What follows is a listing; restate every line of it word for word.

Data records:
● ● ● ● ●

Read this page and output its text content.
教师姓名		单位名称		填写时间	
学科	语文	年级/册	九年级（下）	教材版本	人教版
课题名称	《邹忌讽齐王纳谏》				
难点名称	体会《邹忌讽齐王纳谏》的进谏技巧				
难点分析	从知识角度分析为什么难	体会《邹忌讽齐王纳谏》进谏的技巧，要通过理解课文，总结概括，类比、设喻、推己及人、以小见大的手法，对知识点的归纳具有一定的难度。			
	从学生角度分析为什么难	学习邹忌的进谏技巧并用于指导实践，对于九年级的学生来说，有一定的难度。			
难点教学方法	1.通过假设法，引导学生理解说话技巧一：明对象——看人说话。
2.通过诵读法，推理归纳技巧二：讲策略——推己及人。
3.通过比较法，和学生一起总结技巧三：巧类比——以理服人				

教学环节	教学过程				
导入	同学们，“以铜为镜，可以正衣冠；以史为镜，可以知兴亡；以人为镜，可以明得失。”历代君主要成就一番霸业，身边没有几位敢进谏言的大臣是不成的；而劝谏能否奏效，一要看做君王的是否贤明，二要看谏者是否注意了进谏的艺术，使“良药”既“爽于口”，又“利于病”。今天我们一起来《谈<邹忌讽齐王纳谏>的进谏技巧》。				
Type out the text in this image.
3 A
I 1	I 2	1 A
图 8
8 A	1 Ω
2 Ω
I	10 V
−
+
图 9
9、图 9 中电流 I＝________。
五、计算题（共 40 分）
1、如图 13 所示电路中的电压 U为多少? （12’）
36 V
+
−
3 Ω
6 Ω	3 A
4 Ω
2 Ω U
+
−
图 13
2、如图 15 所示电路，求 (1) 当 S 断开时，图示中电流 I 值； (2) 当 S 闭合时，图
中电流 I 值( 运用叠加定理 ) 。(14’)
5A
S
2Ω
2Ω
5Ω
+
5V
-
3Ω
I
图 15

● ● ● ● ●

_EXPECTED ANSWER_
Read this page and output its text content.
教师姓名		单位名称		填写时间	
学科	语文	年级/册	九年级（下）	教材版本	人教版
课题名称	《邹忌讽齐王纳谏》				
难点名称	体会《邹忌讽齐王纳谏》的进谏技巧				
难点分析	从知识角度分析为什么难	体会《邹忌讽齐王纳谏》进谏的技巧，要通过理解课文，总结概括，类比、设喻、推己及人、以小见大的手法，对知识点的归纳具有一定的难度。			
	从学生角度分析为什么难	学习邹忌的进谏技巧并用于指导实践，对于九年级的学生来说，有一定的难度。			
难点教学方法	1.通过假设法，引导学生理解说话技巧一：明对象——看人说话。
2.通过诵读法，推理归纳技巧二：讲策略——推己及人。
3.通过比较法，和学生一起总结技巧三：巧类比——以理服人				

教学环节	教学过程				
导入	同学们，“以铜为镜，可以正衣冠；以史为镜，可以知兴亡；以人为镜，可以明得失。”历代君主要成就一番霸业，身边没有几位敢进谏言的大臣是不成的；而劝谏能否奏效，一要看做君王的是否贤明，二要看谏者是否注意了进谏的艺术，使“良药”既“爽于口”，又“利于病”。今天我们一起来《谈<邹忌讽齐王纳谏>的进谏技巧》。				
Type out the text in this image.
3 A
I 1	I 2	1 A
图 8
8 A	1 Ω
2 Ω
I	10 V
−
+
图 9
9、图 9 中电流 I＝________。
五、计算题（共 40 分）
1、如图 13 所示电路中的电压 U为多少? （12’）
36 V
+
−
3 Ω
6 Ω	3 A
4 Ω
2 Ω U
+
−
图 13
2、如图 15 所示电路，求 (1) 当 S 断开时，图示中电流 I 值； (2) 当 S 闭合时，图
中电流 I 值( 运用叠加定理 ) 。(14’)
5A
S
2Ω
2Ω
5Ω
+
5V
-
3Ω
I
图 15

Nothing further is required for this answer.